BEGIN Data for this exercise

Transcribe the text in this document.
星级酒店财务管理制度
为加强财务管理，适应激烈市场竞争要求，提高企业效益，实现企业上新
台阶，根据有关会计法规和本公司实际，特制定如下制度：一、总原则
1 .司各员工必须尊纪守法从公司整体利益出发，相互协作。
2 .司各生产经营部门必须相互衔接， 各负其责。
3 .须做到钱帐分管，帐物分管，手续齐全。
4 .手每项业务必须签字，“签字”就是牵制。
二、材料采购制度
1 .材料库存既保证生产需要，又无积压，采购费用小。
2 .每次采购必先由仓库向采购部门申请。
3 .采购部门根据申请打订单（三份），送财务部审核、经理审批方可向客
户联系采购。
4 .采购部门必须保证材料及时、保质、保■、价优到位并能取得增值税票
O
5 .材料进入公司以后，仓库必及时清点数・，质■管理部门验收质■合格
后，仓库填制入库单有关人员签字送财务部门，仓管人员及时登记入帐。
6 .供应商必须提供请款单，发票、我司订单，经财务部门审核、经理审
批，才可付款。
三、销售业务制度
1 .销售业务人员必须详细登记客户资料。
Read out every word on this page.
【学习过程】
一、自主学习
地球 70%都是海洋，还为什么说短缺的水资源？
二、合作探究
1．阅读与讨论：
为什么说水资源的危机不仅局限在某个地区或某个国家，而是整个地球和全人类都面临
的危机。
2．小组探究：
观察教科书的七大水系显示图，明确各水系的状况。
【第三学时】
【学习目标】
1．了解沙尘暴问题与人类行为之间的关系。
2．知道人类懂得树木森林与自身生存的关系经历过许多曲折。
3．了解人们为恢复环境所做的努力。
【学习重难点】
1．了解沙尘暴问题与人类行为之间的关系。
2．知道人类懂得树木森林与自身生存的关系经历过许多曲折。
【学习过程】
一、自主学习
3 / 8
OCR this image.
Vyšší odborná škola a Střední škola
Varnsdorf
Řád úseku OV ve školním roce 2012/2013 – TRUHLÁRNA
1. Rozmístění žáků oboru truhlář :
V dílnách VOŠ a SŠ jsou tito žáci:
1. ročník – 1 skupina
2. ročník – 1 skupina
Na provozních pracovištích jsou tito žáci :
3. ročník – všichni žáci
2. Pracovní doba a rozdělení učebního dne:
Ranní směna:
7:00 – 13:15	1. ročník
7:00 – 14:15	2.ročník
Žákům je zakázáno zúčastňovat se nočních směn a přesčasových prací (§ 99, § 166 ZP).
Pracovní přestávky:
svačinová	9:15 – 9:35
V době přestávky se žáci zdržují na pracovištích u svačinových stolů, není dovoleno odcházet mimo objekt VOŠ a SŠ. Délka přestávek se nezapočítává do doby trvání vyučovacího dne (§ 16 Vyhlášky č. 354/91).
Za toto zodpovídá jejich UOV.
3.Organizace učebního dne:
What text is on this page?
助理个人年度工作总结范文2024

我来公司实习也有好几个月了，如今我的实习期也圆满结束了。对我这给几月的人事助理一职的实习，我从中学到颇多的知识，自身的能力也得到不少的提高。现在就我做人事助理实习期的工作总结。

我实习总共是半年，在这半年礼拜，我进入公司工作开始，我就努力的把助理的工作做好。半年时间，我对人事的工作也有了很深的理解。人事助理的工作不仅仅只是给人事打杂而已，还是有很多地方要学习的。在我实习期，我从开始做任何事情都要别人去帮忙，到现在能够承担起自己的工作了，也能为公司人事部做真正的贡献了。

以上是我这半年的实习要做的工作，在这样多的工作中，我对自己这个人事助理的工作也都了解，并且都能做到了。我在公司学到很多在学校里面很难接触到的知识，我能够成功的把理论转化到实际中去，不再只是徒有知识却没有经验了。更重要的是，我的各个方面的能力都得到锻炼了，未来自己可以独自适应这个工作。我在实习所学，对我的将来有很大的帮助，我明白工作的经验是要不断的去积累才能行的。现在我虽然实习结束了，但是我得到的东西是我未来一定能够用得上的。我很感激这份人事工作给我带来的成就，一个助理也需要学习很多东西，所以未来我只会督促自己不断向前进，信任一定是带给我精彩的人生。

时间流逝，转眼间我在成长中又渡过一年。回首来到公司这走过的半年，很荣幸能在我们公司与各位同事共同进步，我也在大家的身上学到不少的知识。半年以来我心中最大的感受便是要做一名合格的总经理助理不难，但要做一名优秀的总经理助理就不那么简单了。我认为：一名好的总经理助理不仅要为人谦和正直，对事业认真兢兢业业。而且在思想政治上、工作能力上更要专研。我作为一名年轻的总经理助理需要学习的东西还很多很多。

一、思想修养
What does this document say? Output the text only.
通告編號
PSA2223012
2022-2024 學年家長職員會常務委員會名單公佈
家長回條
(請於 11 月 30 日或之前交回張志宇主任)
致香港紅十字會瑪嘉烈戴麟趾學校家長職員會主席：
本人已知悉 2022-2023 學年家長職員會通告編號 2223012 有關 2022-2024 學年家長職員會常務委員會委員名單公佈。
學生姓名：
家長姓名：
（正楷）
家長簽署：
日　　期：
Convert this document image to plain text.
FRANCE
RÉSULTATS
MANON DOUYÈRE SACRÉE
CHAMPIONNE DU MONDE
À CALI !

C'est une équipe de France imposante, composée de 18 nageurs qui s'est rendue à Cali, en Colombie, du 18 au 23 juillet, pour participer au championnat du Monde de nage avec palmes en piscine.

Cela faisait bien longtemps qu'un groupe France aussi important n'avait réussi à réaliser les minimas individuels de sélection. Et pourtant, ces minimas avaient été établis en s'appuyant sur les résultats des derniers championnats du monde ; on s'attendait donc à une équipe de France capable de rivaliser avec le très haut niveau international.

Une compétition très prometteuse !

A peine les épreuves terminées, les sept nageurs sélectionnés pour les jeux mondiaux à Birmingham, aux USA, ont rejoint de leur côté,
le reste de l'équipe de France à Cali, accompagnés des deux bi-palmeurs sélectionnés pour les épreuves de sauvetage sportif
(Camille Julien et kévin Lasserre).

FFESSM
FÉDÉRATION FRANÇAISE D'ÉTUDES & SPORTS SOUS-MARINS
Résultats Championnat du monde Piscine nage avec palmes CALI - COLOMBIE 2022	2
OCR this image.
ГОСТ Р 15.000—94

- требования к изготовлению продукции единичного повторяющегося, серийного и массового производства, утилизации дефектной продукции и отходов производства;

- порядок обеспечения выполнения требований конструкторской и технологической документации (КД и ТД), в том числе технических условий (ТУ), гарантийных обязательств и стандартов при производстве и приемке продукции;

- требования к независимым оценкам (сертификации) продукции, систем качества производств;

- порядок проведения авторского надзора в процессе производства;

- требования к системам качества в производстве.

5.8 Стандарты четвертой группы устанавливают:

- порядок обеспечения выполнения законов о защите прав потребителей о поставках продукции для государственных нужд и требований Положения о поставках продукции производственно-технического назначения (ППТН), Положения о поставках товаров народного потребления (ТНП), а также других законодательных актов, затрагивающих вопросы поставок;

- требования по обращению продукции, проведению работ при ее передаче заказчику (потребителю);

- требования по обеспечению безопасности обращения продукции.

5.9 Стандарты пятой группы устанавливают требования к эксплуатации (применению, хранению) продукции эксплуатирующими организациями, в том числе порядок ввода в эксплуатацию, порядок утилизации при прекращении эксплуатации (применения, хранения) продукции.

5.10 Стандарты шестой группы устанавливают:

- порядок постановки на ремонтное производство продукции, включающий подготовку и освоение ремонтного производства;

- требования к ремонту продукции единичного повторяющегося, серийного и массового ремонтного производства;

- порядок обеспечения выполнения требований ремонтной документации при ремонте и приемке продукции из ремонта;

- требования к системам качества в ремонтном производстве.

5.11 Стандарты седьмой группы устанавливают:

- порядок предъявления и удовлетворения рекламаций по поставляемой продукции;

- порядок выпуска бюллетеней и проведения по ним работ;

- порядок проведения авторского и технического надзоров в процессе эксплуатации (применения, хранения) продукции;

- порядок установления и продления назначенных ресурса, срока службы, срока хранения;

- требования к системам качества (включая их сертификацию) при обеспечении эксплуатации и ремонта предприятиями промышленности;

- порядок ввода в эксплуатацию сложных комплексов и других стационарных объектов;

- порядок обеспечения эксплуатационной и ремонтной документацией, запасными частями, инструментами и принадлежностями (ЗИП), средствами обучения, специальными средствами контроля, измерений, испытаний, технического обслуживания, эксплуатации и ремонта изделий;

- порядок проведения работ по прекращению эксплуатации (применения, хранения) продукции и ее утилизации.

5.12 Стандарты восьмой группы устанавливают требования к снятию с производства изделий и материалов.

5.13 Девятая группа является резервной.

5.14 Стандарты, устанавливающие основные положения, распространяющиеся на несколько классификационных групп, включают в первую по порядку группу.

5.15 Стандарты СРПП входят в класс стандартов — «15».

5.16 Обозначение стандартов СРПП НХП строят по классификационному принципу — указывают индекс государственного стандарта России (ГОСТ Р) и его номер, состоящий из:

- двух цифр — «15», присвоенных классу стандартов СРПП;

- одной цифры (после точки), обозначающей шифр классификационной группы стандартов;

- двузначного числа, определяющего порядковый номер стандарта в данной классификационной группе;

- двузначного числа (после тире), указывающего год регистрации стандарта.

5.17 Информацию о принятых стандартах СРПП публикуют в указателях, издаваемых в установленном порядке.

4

END Data for this exercise

Task brief –
Give only the number of lines that include the word "приемке".

Exercise answer –
2